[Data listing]
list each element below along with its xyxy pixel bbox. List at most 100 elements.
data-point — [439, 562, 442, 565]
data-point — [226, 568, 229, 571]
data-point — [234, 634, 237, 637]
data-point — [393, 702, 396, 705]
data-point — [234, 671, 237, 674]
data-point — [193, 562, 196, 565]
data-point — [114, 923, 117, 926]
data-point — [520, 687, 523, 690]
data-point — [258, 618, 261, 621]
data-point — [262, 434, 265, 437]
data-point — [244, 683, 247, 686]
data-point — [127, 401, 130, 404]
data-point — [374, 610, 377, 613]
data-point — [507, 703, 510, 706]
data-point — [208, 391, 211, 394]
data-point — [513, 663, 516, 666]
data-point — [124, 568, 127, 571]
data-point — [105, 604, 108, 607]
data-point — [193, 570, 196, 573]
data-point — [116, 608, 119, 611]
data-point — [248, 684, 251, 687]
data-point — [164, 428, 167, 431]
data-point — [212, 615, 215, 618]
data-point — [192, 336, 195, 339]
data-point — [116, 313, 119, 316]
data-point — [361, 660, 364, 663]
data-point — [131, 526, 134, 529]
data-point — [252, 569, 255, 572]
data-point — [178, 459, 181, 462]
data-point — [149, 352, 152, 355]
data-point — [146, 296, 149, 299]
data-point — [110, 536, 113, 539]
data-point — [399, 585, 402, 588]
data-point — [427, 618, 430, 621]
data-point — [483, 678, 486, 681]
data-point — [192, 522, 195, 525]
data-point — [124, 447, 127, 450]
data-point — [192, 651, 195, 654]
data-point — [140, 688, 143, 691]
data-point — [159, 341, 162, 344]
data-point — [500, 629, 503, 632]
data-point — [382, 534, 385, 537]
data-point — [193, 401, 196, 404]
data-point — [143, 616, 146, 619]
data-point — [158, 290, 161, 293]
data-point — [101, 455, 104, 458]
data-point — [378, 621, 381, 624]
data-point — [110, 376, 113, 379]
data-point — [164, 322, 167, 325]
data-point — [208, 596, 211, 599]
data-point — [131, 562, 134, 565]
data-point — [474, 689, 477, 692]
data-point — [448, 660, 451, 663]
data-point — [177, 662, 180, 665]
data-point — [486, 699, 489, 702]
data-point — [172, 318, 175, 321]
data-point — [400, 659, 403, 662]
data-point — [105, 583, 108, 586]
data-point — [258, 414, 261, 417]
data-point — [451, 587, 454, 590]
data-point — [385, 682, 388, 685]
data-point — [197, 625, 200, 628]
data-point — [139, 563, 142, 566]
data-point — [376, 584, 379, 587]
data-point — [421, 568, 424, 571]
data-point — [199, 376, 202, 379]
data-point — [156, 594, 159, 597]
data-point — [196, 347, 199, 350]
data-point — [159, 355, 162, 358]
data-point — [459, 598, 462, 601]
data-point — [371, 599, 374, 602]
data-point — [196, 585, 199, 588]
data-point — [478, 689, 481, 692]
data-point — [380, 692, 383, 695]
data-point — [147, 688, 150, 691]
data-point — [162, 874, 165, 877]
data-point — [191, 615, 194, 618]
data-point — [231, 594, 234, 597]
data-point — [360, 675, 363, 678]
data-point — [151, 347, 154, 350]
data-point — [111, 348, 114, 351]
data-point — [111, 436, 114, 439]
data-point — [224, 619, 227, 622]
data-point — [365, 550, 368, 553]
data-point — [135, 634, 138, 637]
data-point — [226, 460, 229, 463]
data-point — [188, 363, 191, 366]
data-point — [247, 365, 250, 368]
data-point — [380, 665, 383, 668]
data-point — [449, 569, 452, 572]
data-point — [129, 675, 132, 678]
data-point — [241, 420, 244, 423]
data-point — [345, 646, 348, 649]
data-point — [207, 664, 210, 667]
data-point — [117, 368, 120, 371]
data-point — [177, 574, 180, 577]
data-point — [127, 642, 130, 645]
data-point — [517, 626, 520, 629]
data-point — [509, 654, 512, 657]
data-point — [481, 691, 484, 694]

The problem: How many lines of the items above contain the string "pixel"? Reply with the count alone.

Exercise solution: 1